# CONSIGNE
Recopiez à l'identique chaque ligne du matériel ci-dessous, en omettant les images.

+===+

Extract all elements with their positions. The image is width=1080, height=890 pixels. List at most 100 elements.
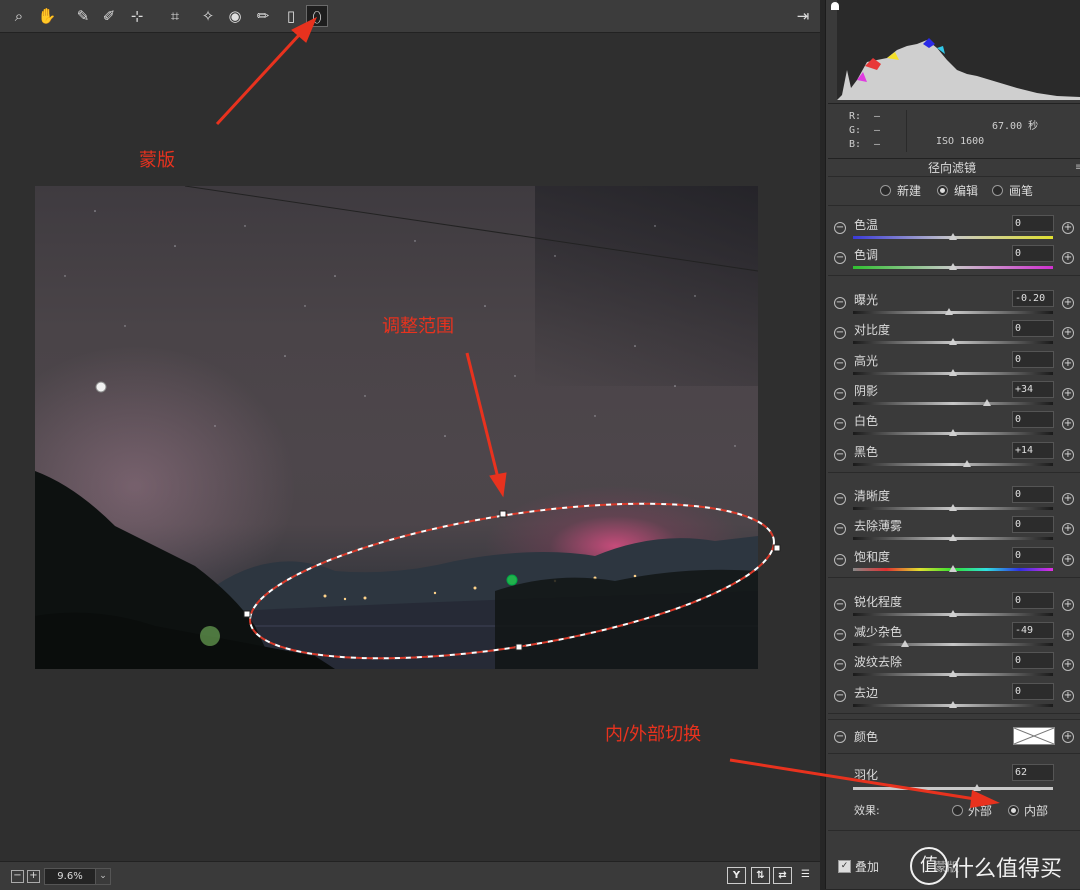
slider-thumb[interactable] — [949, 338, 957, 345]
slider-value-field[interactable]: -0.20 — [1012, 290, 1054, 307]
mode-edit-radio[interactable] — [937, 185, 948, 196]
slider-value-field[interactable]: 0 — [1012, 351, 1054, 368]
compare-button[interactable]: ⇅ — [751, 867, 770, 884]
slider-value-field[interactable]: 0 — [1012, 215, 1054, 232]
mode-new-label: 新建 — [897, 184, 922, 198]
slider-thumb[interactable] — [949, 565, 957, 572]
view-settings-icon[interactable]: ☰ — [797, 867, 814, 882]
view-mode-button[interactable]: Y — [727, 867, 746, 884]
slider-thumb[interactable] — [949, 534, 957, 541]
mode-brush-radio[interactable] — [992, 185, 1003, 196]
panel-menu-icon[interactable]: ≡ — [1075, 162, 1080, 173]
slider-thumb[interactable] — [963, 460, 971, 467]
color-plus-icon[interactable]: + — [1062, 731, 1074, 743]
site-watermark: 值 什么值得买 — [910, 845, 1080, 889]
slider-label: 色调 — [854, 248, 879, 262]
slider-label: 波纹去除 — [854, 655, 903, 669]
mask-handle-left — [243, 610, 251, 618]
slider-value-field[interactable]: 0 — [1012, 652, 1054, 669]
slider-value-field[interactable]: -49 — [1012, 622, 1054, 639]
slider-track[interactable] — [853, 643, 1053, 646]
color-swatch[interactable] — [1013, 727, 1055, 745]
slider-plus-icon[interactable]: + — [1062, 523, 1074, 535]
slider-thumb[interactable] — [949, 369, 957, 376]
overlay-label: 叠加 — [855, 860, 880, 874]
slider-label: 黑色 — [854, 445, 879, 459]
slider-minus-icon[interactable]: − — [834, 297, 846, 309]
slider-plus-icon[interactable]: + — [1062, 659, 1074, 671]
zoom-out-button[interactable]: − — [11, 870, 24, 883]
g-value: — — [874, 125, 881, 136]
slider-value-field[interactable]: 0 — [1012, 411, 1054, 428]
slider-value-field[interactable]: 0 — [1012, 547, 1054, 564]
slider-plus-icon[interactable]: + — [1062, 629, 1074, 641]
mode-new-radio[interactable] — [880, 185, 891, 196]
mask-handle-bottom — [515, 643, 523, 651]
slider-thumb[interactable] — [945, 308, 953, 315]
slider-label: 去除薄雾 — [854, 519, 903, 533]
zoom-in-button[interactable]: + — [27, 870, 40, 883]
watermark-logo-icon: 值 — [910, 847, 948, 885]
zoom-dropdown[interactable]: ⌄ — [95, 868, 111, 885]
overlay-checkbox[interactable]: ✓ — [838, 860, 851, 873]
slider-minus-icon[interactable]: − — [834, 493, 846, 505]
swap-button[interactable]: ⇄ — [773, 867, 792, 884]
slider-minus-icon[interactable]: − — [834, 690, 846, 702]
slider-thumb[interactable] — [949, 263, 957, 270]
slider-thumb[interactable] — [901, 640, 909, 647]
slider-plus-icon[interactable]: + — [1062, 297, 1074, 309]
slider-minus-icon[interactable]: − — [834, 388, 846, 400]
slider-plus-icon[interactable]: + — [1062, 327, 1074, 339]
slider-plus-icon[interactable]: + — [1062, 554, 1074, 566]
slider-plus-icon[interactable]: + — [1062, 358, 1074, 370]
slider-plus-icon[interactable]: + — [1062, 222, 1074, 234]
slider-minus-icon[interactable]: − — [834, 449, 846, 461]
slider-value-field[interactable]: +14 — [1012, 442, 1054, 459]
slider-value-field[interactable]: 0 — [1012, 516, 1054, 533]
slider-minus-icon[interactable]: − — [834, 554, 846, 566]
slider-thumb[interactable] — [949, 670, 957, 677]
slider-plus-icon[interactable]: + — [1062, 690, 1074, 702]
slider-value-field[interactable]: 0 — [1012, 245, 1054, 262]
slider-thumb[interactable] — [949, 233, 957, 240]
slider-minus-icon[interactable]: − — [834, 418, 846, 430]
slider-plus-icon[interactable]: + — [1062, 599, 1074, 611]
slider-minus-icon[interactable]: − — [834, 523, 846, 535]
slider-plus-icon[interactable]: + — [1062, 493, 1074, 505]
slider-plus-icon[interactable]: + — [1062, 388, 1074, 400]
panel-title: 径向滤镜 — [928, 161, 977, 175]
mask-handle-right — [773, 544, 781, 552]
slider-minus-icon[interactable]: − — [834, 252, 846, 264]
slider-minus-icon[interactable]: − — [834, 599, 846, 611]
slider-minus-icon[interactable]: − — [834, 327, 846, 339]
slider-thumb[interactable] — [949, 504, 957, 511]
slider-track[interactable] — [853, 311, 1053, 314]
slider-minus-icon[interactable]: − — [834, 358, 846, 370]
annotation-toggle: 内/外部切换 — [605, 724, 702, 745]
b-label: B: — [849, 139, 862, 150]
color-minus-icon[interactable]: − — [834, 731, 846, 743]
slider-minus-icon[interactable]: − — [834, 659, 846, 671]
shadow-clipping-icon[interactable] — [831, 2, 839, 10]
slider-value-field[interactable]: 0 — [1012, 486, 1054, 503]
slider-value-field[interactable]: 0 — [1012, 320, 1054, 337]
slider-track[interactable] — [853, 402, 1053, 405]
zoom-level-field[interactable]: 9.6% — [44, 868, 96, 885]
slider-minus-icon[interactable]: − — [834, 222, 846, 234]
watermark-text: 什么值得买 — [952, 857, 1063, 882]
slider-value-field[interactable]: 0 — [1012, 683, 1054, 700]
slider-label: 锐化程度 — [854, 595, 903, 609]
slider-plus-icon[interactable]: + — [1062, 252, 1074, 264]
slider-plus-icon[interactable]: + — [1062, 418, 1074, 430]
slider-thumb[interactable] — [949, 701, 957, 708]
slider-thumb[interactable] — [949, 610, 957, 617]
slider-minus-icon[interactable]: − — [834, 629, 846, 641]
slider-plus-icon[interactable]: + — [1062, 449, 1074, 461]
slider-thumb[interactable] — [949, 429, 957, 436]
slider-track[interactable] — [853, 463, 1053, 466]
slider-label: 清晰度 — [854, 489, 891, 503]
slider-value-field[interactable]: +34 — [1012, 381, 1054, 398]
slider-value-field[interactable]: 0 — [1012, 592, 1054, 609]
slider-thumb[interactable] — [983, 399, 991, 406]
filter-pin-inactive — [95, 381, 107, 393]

+===+

# RÉPONSE
Extract all elements with their positions. The image is width=1080, height=890 pixels. List at most 100 elements.
slider-thumb[interactable] — [949, 338, 957, 345]
slider-value-field[interactable]: -0.20 — [1012, 290, 1054, 307]
mode-edit-radio[interactable] — [937, 185, 948, 196]
slider-value-field[interactable]: 0 — [1012, 351, 1054, 368]
compare-button[interactable]: ⇅ — [751, 867, 770, 884]
slider-value-field[interactable]: 0 — [1012, 215, 1054, 232]
mode-new-label: 新建 — [897, 184, 922, 198]
slider-thumb[interactable] — [949, 565, 957, 572]
view-settings-icon[interactable]: ☰ — [797, 867, 814, 882]
view-mode-button[interactable]: Y — [727, 867, 746, 884]
slider-thumb[interactable] — [949, 534, 957, 541]
mode-brush-radio[interactable] — [992, 185, 1003, 196]
panel-menu-icon[interactable]: ≡ — [1075, 162, 1080, 173]
slider-thumb[interactable] — [963, 460, 971, 467]
color-plus-icon[interactable]: + — [1062, 731, 1074, 743]
site-watermark: 值 什么值得买 — [910, 845, 1080, 889]
slider-label: 色调 — [854, 248, 879, 262]
slider-label: 波纹去除 — [854, 655, 903, 669]
mask-handle-left — [243, 610, 251, 618]
slider-value-field[interactable]: 0 — [1012, 652, 1054, 669]
slider-value-field[interactable]: -49 — [1012, 622, 1054, 639]
slider-track[interactable] — [853, 643, 1053, 646]
color-swatch[interactable] — [1013, 727, 1055, 745]
slider-plus-icon[interactable]: + — [1062, 523, 1074, 535]
slider-thumb[interactable] — [949, 369, 957, 376]
overlay-label: 叠加 — [855, 860, 880, 874]
slider-label: 黑色 — [854, 445, 879, 459]
slider-minus-icon[interactable]: − — [834, 297, 846, 309]
slider-plus-icon[interactable]: + — [1062, 659, 1074, 671]
zoom-out-button[interactable]: − — [11, 870, 24, 883]
g-value: — — [874, 125, 881, 136]
slider-value-field[interactable]: 0 — [1012, 411, 1054, 428]
slider-value-field[interactable]: 0 — [1012, 547, 1054, 564]
slider-plus-icon[interactable]: + — [1062, 629, 1074, 641]
mode-new-radio[interactable] — [880, 185, 891, 196]
mask-handle-bottom — [515, 643, 523, 651]
slider-thumb[interactable] — [945, 308, 953, 315]
slider-label: 去除薄雾 — [854, 519, 903, 533]
zoom-in-button[interactable]: + — [27, 870, 40, 883]
watermark-logo-icon: 值 — [910, 847, 948, 885]
zoom-dropdown[interactable]: ⌄ — [95, 868, 111, 885]
overlay-checkbox[interactable]: ✓ — [838, 860, 851, 873]
slider-minus-icon[interactable]: − — [834, 493, 846, 505]
swap-button[interactable]: ⇄ — [773, 867, 792, 884]
slider-minus-icon[interactable]: − — [834, 690, 846, 702]
slider-thumb[interactable] — [949, 263, 957, 270]
slider-thumb[interactable] — [901, 640, 909, 647]
slider-plus-icon[interactable]: + — [1062, 297, 1074, 309]
slider-minus-icon[interactable]: − — [834, 388, 846, 400]
slider-plus-icon[interactable]: + — [1062, 327, 1074, 339]
slider-plus-icon[interactable]: + — [1062, 554, 1074, 566]
slider-plus-icon[interactable]: + — [1062, 358, 1074, 370]
slider-plus-icon[interactable]: + — [1062, 222, 1074, 234]
slider-minus-icon[interactable]: − — [834, 449, 846, 461]
slider-value-field[interactable]: +14 — [1012, 442, 1054, 459]
slider-value-field[interactable]: 0 — [1012, 516, 1054, 533]
slider-minus-icon[interactable]: − — [834, 554, 846, 566]
slider-thumb[interactable] — [949, 670, 957, 677]
slider-plus-icon[interactable]: + — [1062, 690, 1074, 702]
slider-value-field[interactable]: 0 — [1012, 245, 1054, 262]
slider-thumb[interactable] — [949, 233, 957, 240]
slider-minus-icon[interactable]: − — [834, 418, 846, 430]
slider-plus-icon[interactable]: + — [1062, 599, 1074, 611]
slider-minus-icon[interactable]: − — [834, 523, 846, 535]
slider-plus-icon[interactable]: + — [1062, 493, 1074, 505]
slider-plus-icon[interactable]: + — [1062, 388, 1074, 400]
panel-title: 径向滤镜 — [928, 161, 977, 175]
mask-handle-right — [773, 544, 781, 552]
slider-minus-icon[interactable]: − — [834, 252, 846, 264]
slider-minus-icon[interactable]: − — [834, 599, 846, 611]
slider-minus-icon[interactable]: − — [834, 327, 846, 339]
slider-thumb[interactable] — [949, 504, 957, 511]
slider-track[interactable] — [853, 311, 1053, 314]
slider-minus-icon[interactable]: − — [834, 358, 846, 370]
annotation-toggle: 内/外部切换 — [605, 724, 702, 745]
b-label: B: — [849, 139, 862, 150]
color-minus-icon[interactable]: − — [834, 731, 846, 743]
slider-minus-icon[interactable]: − — [834, 659, 846, 671]
shadow-clipping-icon[interactable] — [831, 2, 839, 10]
slider-value-field[interactable]: 0 — [1012, 486, 1054, 503]
slider-value-field[interactable]: 0 — [1012, 320, 1054, 337]
slider-track[interactable] — [853, 402, 1053, 405]
zoom-level-field[interactable]: 9.6% — [44, 868, 96, 885]
slider-minus-icon[interactable]: − — [834, 222, 846, 234]
watermark-text: 什么值得买 — [952, 857, 1063, 882]
slider-value-field[interactable]: 0 — [1012, 683, 1054, 700]
slider-label: 锐化程度 — [854, 595, 903, 609]
slider-plus-icon[interactable]: + — [1062, 252, 1074, 264]
slider-plus-icon[interactable]: + — [1062, 418, 1074, 430]
slider-thumb[interactable] — [949, 701, 957, 708]
slider-thumb[interactable] — [949, 610, 957, 617]
slider-minus-icon[interactable]: − — [834, 629, 846, 641]
slider-plus-icon[interactable]: + — [1062, 449, 1074, 461]
slider-thumb[interactable] — [949, 429, 957, 436]
slider-track[interactable] — [853, 463, 1053, 466]
slider-label: 清晰度 — [854, 489, 891, 503]
slider-value-field[interactable]: +34 — [1012, 381, 1054, 398]
slider-value-field[interactable]: 0 — [1012, 592, 1054, 609]
slider-thumb[interactable] — [983, 399, 991, 406]
filter-pin-inactive — [95, 381, 107, 393]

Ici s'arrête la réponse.